## [What this task involves]
Transcribe every record that appears below, exactly and in full.

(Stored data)
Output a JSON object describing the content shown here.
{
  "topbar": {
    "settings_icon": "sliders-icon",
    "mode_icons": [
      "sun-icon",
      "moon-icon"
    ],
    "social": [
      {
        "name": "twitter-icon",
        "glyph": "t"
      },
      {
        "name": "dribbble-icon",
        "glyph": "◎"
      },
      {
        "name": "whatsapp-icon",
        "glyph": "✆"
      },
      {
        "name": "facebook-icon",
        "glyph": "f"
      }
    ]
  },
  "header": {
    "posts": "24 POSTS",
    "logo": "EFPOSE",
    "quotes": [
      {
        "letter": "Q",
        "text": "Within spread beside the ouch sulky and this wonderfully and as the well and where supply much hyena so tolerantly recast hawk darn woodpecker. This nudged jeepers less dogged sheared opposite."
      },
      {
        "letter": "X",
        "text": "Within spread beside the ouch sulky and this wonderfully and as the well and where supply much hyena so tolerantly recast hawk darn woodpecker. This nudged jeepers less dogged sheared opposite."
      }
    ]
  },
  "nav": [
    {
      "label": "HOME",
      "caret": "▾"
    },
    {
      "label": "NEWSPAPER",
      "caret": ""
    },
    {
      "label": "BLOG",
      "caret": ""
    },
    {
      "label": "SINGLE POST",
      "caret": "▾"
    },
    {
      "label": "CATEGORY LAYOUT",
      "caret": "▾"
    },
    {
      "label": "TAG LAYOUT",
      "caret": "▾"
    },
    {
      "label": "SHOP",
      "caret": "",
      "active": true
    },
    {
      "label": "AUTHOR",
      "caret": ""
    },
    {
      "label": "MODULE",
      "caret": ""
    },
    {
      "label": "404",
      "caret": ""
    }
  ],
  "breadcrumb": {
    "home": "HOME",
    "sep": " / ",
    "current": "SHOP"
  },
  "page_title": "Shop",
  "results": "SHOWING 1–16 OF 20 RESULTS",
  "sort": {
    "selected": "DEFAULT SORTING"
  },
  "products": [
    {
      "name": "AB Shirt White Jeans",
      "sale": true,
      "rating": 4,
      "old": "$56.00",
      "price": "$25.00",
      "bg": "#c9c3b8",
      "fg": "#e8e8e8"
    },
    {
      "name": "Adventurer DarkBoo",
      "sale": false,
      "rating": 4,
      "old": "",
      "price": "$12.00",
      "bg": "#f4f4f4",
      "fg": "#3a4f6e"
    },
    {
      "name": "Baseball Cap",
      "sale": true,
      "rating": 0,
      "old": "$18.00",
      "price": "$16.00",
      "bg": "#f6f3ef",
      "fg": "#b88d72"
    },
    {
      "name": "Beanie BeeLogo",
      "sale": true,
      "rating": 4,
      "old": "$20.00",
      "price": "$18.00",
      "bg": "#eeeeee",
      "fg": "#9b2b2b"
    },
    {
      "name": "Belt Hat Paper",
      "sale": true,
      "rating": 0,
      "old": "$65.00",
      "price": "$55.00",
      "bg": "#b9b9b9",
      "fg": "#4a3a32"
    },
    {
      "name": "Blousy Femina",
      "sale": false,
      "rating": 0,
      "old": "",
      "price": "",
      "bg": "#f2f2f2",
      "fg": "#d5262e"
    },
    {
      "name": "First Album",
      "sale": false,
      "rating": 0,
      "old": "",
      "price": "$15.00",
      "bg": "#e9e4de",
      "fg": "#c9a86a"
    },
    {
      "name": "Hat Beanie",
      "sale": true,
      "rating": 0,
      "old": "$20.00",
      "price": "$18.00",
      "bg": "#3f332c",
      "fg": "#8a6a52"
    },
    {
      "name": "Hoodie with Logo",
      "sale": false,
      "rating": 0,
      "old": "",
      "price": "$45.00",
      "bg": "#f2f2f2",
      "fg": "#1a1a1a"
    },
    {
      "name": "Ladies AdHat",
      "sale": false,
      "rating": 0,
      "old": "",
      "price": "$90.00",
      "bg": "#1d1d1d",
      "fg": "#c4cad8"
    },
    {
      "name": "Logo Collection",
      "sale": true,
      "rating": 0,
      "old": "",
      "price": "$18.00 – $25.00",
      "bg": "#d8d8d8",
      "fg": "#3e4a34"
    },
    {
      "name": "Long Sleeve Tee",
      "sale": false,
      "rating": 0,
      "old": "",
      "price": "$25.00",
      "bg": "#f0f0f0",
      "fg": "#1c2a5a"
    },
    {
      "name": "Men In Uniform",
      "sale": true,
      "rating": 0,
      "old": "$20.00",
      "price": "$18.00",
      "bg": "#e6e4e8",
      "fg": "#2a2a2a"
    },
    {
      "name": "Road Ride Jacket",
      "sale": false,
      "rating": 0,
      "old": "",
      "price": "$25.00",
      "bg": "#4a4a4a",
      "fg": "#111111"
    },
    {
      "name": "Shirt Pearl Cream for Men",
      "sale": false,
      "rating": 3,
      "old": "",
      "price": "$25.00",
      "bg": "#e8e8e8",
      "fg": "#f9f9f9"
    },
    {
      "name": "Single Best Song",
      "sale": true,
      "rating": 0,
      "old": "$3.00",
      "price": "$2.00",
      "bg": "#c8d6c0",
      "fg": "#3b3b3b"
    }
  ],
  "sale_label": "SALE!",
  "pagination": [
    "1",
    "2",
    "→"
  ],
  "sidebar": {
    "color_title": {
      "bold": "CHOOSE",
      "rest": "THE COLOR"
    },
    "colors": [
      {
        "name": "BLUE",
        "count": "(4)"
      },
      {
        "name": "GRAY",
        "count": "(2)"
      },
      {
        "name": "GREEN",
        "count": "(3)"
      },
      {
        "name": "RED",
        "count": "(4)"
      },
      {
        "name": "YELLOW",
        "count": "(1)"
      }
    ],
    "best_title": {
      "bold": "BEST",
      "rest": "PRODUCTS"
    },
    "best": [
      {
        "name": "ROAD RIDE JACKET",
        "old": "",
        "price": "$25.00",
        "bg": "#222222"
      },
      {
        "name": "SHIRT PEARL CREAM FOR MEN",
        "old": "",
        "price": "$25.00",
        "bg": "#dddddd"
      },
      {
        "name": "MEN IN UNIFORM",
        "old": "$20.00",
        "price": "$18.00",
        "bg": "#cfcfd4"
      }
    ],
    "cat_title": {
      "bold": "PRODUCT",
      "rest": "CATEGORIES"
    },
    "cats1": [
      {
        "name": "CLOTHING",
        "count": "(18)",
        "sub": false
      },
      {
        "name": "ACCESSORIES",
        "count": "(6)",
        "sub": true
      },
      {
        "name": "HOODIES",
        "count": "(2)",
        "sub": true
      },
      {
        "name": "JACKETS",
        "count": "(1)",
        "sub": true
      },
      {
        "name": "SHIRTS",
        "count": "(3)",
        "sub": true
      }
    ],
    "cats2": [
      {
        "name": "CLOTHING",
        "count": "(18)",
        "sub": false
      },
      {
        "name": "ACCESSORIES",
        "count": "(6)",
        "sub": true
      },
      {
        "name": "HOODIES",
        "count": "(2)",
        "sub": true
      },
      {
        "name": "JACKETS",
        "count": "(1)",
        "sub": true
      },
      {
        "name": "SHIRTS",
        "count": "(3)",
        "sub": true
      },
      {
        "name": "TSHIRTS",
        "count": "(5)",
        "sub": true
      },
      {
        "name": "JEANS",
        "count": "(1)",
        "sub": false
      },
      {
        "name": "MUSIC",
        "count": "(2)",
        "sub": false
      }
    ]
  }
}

## [Solved exercise]
Output a JSON object describing the content shown here.
{
  "topbar": {
    "settings_icon": "sliders-icon",
    "mode_icons": [
      "sun-icon",
      "moon-icon"
    ],
    "social": [
      {
        "name": "twitter-icon",
        "glyph": "t"
      },
      {
        "name": "dribbble-icon",
        "glyph": "◎"
      },
      {
        "name": "whatsapp-icon",
        "glyph": "✆"
      },
      {
        "name": "facebook-icon",
        "glyph": "f"
      }
    ]
  },
  "header": {
    "posts": "24 POSTS",
    "logo": "EFPOSE",
    "quotes": [
      {
        "letter": "Q",
        "text": "Within spread beside the ouch sulky and this wonderfully and as the well and where supply much hyena so tolerantly recast hawk darn woodpecker. This nudged jeepers less dogged sheared opposite."
      },
      {
        "letter": "X",
        "text": "Within spread beside the ouch sulky and this wonderfully and as the well and where supply much hyena so tolerantly recast hawk darn woodpecker. This nudged jeepers less dogged sheared opposite."
      }
    ]
  },
  "nav": [
    {
      "label": "HOME",
      "caret": "▾"
    },
    {
      "label": "NEWSPAPER",
      "caret": ""
    },
    {
      "label": "BLOG",
      "caret": ""
    },
    {
      "label": "SINGLE POST",
      "caret": "▾"
    },
    {
      "label": "CATEGORY LAYOUT",
      "caret": "▾"
    },
    {
      "label": "TAG LAYOUT",
      "caret": "▾"
    },
    {
      "label": "SHOP",
      "caret": "",
      "active": true
    },
    {
      "label": "AUTHOR",
      "caret": ""
    },
    {
      "label": "MODULE",
      "caret": ""
    },
    {
      "label": "404",
      "caret": ""
    }
  ],
  "breadcrumb": {
    "home": "HOME",
    "sep": " / ",
    "current": "SHOP"
  },
  "page_title": "Shop",
  "results": "SHOWING 1–16 OF 20 RESULTS",
  "sort": {
    "selected": "DEFAULT SORTING"
  },
  "products": [
    {
      "name": "AB Shirt White Jeans",
      "sale": true,
      "rating": 4,
      "old": "$56.00",
      "price": "$25.00",
      "bg": "#c9c3b8",
      "fg": "#e8e8e8"
    },
    {
      "name": "Adventurer DarkBoo",
      "sale": false,
      "rating": 4,
      "old": "",
      "price": "$12.00",
      "bg": "#f4f4f4",
      "fg": "#3a4f6e"
    },
    {
      "name": "Baseball Cap",
      "sale": true,
      "rating": 0,
      "old": "$18.00",
      "price": "$16.00",
      "bg": "#f6f3ef",
      "fg": "#b88d72"
    },
    {
      "name": "Beanie BeeLogo",
      "sale": true,
      "rating": 4,
      "old": "$20.00",
      "price": "$18.00",
      "bg": "#eeeeee",
      "fg": "#9b2b2b"
    },
    {
      "name": "Belt Hat Paper",
      "sale": true,
      "rating": 0,
      "old": "$65.00",
      "price": "$55.00",
      "bg": "#b9b9b9",
      "fg": "#4a3a32"
    },
    {
      "name": "Blousy Femina",
      "sale": false,
      "rating": 0,
      "old": "",
      "price": "",
      "bg": "#f2f2f2",
      "fg": "#d5262e"
    },
    {
      "name": "First Album",
      "sale": false,
      "rating": 0,
      "old": "",
      "price": "$15.00",
      "bg": "#e9e4de",
      "fg": "#c9a86a"
    },
    {
      "name": "Hat Beanie",
      "sale": true,
      "rating": 0,
      "old": "$20.00",
      "price": "$18.00",
      "bg": "#3f332c",
      "fg": "#8a6a52"
    },
    {
      "name": "Hoodie with Logo",
      "sale": false,
      "rating": 0,
      "old": "",
      "price": "$45.00",
      "bg": "#f2f2f2",
      "fg": "#1a1a1a"
    },
    {
      "name": "Ladies AdHat",
      "sale": false,
      "rating": 0,
      "old": "",
      "price": "$90.00",
      "bg": "#1d1d1d",
      "fg": "#c4cad8"
    },
    {
      "name": "Logo Collection",
      "sale": true,
      "rating": 0,
      "old": "",
      "price": "$18.00 – $25.00",
      "bg": "#d8d8d8",
      "fg": "#3e4a34"
    },
    {
      "name": "Long Sleeve Tee",
      "sale": false,
      "rating": 0,
      "old": "",
      "price": "$25.00",
      "bg": "#f0f0f0",
      "fg": "#1c2a5a"
    },
    {
      "name": "Men In Uniform",
      "sale": true,
      "rating": 0,
      "old": "$20.00",
      "price": "$18.00",
      "bg": "#e6e4e8",
      "fg": "#2a2a2a"
    },
    {
      "name": "Road Ride Jacket",
      "sale": false,
      "rating": 0,
      "old": "",
      "price": "$25.00",
      "bg": "#4a4a4a",
      "fg": "#111111"
    },
    {
      "name": "Shirt Pearl Cream for Men",
      "sale": false,
      "rating": 3,
      "old": "",
      "price": "$25.00",
      "bg": "#e8e8e8",
      "fg": "#f9f9f9"
    },
    {
      "name": "Single Best Song",
      "sale": true,
      "rating": 0,
      "old": "$3.00",
      "price": "$2.00",
      "bg": "#c8d6c0",
      "fg": "#3b3b3b"
    }
  ],
  "sale_label": "SALE!",
  "pagination": [
    "1",
    "2",
    "→"
  ],
  "sidebar": {
    "color_title": {
      "bold": "CHOOSE",
      "rest": "THE COLOR"
    },
    "colors": [
      {
        "name": "BLUE",
        "count": "(4)"
      },
      {
        "name": "GRAY",
        "count": "(2)"
      },
      {
        "name": "GREEN",
        "count": "(3)"
      },
      {
        "name": "RED",
        "count": "(4)"
      },
      {
        "name": "YELLOW",
        "count": "(1)"
      }
    ],
    "best_title": {
      "bold": "BEST",
      "rest": "PRODUCTS"
    },
    "best": [
      {
        "name": "ROAD RIDE JACKET",
        "old": "",
        "price": "$25.00",
        "bg": "#222222"
      },
      {
        "name": "SHIRT PEARL CREAM FOR MEN",
        "old": "",
        "price": "$25.00",
        "bg": "#dddddd"
      },
      {
        "name": "MEN IN UNIFORM",
        "old": "$20.00",
        "price": "$18.00",
        "bg": "#cfcfd4"
      }
    ],
    "cat_title": {
      "bold": "PRODUCT",
      "rest": "CATEGORIES"
    },
    "cats1": [
      {
        "name": "CLOTHING",
        "count": "(18)",
        "sub": false
      },
      {
        "name": "ACCESSORIES",
        "count": "(6)",
        "sub": true
      },
      {
        "name": "HOODIES",
        "count": "(2)",
        "sub": true
      },
      {
        "name": "JACKETS",
        "count": "(1)",
        "sub": true
      },
      {
        "name": "SHIRTS",
        "count": "(3)",
        "sub": true
      }
    ],
    "cats2": [
      {
        "name": "CLOTHING",
        "count": "(18)",
        "sub": false
      },
      {
        "name": "ACCESSORIES",
        "count": "(6)",
        "sub": true
      },
      {
        "name": "HOODIES",
        "count": "(2)",
        "sub": true
      },
      {
        "name": "JACKETS",
        "count": "(1)",
        "sub": true
      },
      {
        "name": "SHIRTS",
        "count": "(3)",
        "sub": true
      },
      {
        "name": "TSHIRTS",
        "count": "(5)",
        "sub": true
      },
      {
        "name": "JEANS",
        "count": "(1)",
        "sub": false
      },
      {
        "name": "MUSIC",
        "count": "(2)",
        "sub": false
      }
    ]
  }
}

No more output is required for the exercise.